>> Begin DATASET ENTRIES

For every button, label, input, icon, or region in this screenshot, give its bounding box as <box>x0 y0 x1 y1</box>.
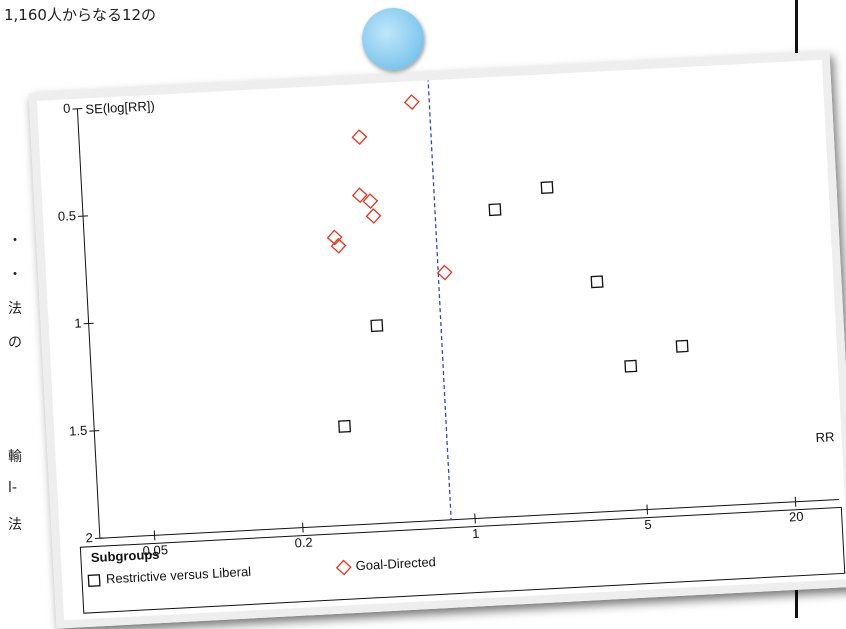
text-fragment: l- <box>8 480 17 496</box>
point <box>437 265 452 280</box>
x-tick-label: 20 <box>789 509 804 525</box>
x-tick-label: 1 <box>472 526 480 541</box>
point <box>339 421 351 433</box>
y-tick <box>72 109 82 110</box>
legend-box <box>80 507 844 613</box>
point <box>489 204 501 216</box>
point <box>541 182 553 194</box>
y-tick-label: 1.5 <box>69 423 88 439</box>
text-fragment: の <box>8 332 22 352</box>
legend-marker <box>88 575 100 587</box>
y-tick-label: 0 <box>63 101 71 116</box>
page: {"background_text": {"top": "1,160人からなる1… <box>0 0 846 618</box>
text-fragment: ・ <box>8 264 22 284</box>
background-text: 1,160人からなる12の <box>4 4 156 25</box>
pooled-line <box>428 70 452 519</box>
x-axis <box>100 499 839 538</box>
text-fragment: 輸 <box>8 446 22 466</box>
point <box>366 209 381 224</box>
y-tick-label: 2 <box>85 530 93 545</box>
y-tick <box>78 216 88 217</box>
pin <box>362 8 424 70</box>
y-axis-label: SE(log[RR]) <box>85 98 155 117</box>
legend-label: Restrictive versus Liberal <box>106 564 252 587</box>
x-tick-label: 0.2 <box>294 535 313 551</box>
point <box>591 276 603 288</box>
text-fragment: 法 <box>8 298 22 318</box>
point <box>676 340 688 352</box>
legend-marker <box>336 560 351 575</box>
point <box>352 130 367 145</box>
legend-title: Subgroups <box>91 547 160 566</box>
point <box>625 360 637 372</box>
point <box>404 95 419 110</box>
x-tick <box>154 530 155 540</box>
y-tick-label: 1 <box>74 315 82 330</box>
x-tick <box>795 497 796 507</box>
x-tick-label: 5 <box>644 517 652 532</box>
x-tick <box>475 514 476 524</box>
x-axis-label: RR <box>815 429 835 445</box>
x-tick <box>647 505 648 515</box>
text-fragment: 法 <box>8 514 22 534</box>
text-fragment: ・ <box>8 230 22 250</box>
legend-label: Goal-Directed <box>355 554 436 573</box>
y-tick <box>89 431 99 432</box>
y-tick <box>84 323 94 324</box>
point <box>371 320 383 332</box>
y-tick-label: 0.5 <box>58 208 77 224</box>
x-tick <box>303 523 304 533</box>
y-tick <box>95 538 105 539</box>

>> End DATASET ENTRIES

Repeat the rows above word for word, from the one containing "text-fragment: l- <box>8 480 17 496</box>" through the one containing "legend-marker <box>336 560 351 575</box>", with both of those included.

text-fragment: l- <box>8 480 17 496</box>
point <box>437 265 452 280</box>
x-tick-label: 20 <box>789 509 804 525</box>
x-tick-label: 1 <box>472 526 480 541</box>
point <box>339 421 351 433</box>
y-tick <box>72 109 82 110</box>
legend-box <box>80 507 844 613</box>
point <box>489 204 501 216</box>
point <box>541 182 553 194</box>
y-tick-label: 1.5 <box>69 423 88 439</box>
text-fragment: の <box>8 332 22 352</box>
legend-marker <box>88 575 100 587</box>
y-tick-label: 0 <box>63 101 71 116</box>
page: {"background_text": {"top": "1,160人からなる1… <box>0 0 846 618</box>
text-fragment: ・ <box>8 264 22 284</box>
background-text: 1,160人からなる12の <box>4 4 156 25</box>
pooled-line <box>428 70 452 519</box>
x-axis <box>100 499 839 538</box>
text-fragment: 輸 <box>8 446 22 466</box>
point <box>366 209 381 224</box>
y-tick-label: 2 <box>85 530 93 545</box>
y-tick <box>78 216 88 217</box>
pin <box>362 8 424 70</box>
y-axis-label: SE(log[RR]) <box>85 98 155 117</box>
legend-label: Restrictive versus Liberal <box>106 564 252 587</box>
x-tick-label: 0.2 <box>294 535 313 551</box>
point <box>591 276 603 288</box>
text-fragment: 法 <box>8 298 22 318</box>
point <box>676 340 688 352</box>
legend-marker <box>336 560 351 575</box>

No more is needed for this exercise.